• [TASK DESCRIPTION]: Write out the material exactly, with the pictures left out.

• [SUPPLIED INFORMATION]:
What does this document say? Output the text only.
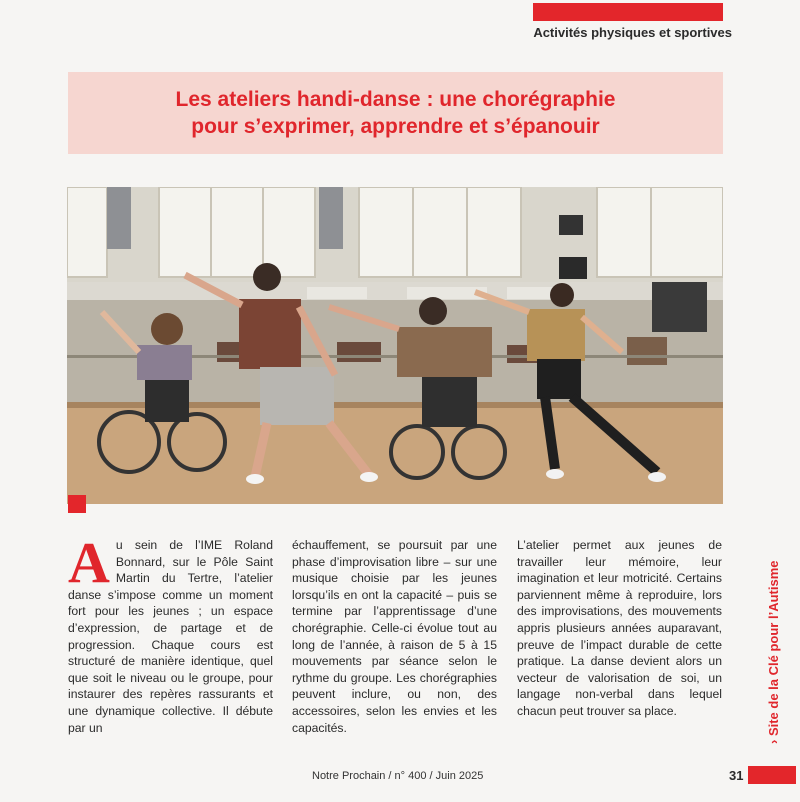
Activités physiques et sportives
Les ateliers handi-danse : une chorégraphie
pour s’exprimer, apprendre et s’épanouir
Au sein de l’IME Roland Bonnard, sur le Pôle Saint Martin du Tertre, l’atelier danse s’impose comme un moment fort pour les jeunes ; un espace d’expression, de partage et de progression. Chaque cours est structuré de manière identique, quel que soit le niveau ou le groupe, pour instaurer des repères rassurants et une dynamique collective. Il débute par un
échauffement, se poursuit par une phase d’improvisation libre – sur une musique choisie par les jeunes lorsqu’ils en ont la capacité – puis se termine par l’apprentissage d’une chorégraphie. Celle-ci évolue tout au long de l’année, à raison de 5 à 15 mouvements par séance selon le rythme du groupe. Les chorégraphies peuvent inclure, ou non, des accessoires, selon les envies et les capacités.
L’atelier permet aux jeunes de travailler leur mémoire, leur imagination et leur motricité. Certains parviennent même à reproduire, lors des improvisations, des mouvements appris plusieurs années auparavant, preuve de l’impact durable de cette pratique. La danse devient alors un vecteur de valorisation de soi, un langage non-verbal dans lequel chacun peut trouver sa place.	› Site de la Clé pour l’Autisme
Notre Prochain / n° 400 / Juin 2025	31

• [RIGHT ANSWER]:
What does this document say? Output the text only.
Activités physiques et sportives
Les ateliers handi-danse : une chorégraphie
pour s’exprimer, apprendre et s’épanouir
Au sein de l’IME Roland Bonnard, sur le Pôle Saint Martin du Tertre, l’atelier danse s’impose comme un moment fort pour les jeunes ; un espace d’expression, de partage et de progression. Chaque cours est structuré de manière identique, quel que soit le niveau ou le groupe, pour instaurer des repères rassurants et une dynamique collective. Il débute par un
échauffement, se poursuit par une phase d’improvisation libre – sur une musique choisie par les jeunes lorsqu’ils en ont la capacité – puis se termine par l’apprentissage d’une chorégraphie. Celle-ci évolue tout au long de l’année, à raison de 5 à 15 mouvements par séance selon le rythme du groupe. Les chorégraphies peuvent inclure, ou non, des accessoires, selon les envies et les capacités.
L’atelier permet aux jeunes de travailler leur mémoire, leur imagination et leur motricité. Certains parviennent même à reproduire, lors des improvisations, des mouvements appris plusieurs années auparavant, preuve de l’impact durable de cette pratique. La danse devient alors un vecteur de valorisation de soi, un langage non-verbal dans lequel chacun peut trouver sa place.	› Site de la Clé pour l’Autisme
Notre Prochain / n° 400 / Juin 2025	31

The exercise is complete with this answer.